> **What is being asked**
Every line that contains the word "через" should be copied.

Stored data entries:

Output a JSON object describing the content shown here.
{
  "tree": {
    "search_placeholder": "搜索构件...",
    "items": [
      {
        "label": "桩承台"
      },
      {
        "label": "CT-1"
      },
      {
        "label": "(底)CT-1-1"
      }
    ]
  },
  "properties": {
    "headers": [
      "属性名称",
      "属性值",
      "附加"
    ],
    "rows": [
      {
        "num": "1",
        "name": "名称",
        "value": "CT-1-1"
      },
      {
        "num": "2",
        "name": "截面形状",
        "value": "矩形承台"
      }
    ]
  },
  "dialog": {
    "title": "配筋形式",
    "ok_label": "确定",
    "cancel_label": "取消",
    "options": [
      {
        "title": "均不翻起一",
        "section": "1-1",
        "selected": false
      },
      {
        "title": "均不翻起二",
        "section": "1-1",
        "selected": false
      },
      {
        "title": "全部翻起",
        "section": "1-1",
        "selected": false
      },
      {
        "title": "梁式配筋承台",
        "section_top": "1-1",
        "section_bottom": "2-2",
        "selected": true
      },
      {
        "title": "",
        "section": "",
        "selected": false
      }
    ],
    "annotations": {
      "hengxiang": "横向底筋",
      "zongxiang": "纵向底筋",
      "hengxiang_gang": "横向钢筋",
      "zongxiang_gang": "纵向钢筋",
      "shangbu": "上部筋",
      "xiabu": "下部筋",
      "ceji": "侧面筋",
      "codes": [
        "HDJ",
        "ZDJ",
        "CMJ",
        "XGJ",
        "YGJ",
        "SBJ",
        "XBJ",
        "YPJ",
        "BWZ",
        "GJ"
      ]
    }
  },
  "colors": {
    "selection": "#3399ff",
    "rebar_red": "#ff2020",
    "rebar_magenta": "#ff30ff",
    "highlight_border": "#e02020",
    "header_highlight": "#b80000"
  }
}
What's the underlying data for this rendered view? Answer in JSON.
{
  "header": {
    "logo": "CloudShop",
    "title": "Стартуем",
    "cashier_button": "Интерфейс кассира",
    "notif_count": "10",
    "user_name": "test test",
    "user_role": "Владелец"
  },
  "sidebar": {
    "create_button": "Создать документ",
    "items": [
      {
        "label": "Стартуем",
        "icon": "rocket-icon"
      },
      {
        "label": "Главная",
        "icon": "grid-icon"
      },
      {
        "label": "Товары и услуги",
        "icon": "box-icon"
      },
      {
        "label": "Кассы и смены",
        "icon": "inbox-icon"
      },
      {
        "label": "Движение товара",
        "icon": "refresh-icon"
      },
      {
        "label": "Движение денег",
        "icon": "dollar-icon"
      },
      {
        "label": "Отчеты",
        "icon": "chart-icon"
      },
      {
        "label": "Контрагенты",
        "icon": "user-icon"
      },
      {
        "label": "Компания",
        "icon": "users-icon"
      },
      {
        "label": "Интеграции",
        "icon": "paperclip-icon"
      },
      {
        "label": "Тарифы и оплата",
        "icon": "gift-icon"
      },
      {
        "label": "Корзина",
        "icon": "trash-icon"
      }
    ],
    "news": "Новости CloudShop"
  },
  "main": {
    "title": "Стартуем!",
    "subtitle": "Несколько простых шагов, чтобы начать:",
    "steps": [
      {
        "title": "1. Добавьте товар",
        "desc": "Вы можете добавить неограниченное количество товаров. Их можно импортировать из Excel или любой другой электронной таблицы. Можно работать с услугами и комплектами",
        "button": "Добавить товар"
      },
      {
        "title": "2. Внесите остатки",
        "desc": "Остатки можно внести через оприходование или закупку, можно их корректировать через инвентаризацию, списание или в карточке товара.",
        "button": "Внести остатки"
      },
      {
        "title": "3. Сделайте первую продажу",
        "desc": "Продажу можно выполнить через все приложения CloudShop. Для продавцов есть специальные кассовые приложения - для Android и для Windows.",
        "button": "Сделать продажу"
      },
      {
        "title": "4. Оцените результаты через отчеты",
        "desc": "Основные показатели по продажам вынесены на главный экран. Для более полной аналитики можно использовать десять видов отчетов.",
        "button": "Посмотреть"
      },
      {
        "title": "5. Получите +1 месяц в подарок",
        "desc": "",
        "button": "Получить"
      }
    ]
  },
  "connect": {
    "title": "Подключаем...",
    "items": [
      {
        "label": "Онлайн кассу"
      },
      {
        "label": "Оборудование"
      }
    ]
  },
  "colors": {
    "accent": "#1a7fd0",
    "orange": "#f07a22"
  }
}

> **Answer to this task**
        "desc": "Остатки можно внести через оприходование или закупку, можно их корректировать через инвентаризацию, списание или в карточке товара.",
        "desc": "Продажу можно выполнить через все приложения CloudShop. Для продавцов есть специальные кассовые приложения - для Android и для Windows.",
        "title": "4. Оцените результаты через отчеты",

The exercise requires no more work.